Work to be completed. Draw out every line with the word "Salad" from the listing below.

Records supplied.
•••

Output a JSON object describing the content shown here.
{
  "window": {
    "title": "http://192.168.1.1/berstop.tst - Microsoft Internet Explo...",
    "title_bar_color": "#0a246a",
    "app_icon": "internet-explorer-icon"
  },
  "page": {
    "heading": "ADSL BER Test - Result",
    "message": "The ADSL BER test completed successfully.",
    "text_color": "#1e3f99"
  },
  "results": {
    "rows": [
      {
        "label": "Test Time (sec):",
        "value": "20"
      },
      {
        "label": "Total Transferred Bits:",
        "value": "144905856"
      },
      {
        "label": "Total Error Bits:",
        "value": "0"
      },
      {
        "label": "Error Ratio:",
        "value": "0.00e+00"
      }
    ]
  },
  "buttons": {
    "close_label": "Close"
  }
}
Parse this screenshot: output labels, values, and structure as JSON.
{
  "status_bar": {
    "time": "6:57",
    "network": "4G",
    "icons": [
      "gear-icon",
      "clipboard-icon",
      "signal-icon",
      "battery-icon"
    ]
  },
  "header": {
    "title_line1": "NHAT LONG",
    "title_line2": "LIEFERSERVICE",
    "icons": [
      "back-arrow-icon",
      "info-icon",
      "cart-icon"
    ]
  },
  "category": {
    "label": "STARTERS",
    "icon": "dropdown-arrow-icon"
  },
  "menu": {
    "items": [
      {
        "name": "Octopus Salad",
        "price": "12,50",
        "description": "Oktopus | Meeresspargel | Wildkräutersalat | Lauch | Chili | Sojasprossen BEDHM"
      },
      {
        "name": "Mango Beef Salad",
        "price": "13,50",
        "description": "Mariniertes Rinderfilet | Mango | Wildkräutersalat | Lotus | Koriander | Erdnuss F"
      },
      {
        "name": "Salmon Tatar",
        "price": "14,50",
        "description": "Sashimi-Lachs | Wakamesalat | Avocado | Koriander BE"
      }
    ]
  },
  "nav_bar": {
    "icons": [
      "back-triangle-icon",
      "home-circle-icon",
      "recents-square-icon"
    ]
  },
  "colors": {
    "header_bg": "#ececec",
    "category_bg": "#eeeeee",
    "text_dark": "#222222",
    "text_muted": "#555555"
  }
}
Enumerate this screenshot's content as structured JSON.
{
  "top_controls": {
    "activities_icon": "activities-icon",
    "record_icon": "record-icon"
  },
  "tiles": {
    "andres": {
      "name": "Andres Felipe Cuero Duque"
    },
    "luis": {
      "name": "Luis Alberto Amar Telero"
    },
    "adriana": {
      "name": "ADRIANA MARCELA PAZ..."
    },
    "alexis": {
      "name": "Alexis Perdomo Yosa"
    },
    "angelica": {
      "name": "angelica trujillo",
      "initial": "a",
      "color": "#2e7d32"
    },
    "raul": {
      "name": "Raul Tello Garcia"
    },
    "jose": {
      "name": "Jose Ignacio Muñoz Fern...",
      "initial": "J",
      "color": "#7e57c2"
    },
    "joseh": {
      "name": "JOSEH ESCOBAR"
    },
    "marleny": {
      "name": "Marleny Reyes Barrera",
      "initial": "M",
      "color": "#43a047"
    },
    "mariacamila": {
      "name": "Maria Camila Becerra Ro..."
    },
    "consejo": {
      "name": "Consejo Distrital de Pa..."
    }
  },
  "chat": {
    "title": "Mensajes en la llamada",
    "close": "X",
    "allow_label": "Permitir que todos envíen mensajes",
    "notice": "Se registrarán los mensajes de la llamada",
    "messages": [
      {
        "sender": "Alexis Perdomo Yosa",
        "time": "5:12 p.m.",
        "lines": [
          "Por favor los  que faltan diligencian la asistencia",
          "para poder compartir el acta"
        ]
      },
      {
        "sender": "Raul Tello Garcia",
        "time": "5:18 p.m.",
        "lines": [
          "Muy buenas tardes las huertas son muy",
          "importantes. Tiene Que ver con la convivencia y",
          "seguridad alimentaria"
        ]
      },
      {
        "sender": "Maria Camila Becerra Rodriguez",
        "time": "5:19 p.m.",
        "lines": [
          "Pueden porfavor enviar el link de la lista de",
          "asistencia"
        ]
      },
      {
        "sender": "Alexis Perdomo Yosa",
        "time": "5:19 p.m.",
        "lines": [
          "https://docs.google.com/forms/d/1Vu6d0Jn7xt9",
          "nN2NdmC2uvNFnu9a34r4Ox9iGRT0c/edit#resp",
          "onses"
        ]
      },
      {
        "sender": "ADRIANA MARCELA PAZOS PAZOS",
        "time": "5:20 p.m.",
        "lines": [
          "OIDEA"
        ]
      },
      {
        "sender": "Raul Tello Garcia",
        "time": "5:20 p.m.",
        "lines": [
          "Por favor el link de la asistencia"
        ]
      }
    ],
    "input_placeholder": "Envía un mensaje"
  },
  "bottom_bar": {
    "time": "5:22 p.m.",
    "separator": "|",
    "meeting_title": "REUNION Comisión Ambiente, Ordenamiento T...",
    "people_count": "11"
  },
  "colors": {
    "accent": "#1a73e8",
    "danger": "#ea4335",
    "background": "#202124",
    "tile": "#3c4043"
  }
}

•••

Exercise response.
        "name": "Octopus Salad",
        "name": "Mango Beef Salad",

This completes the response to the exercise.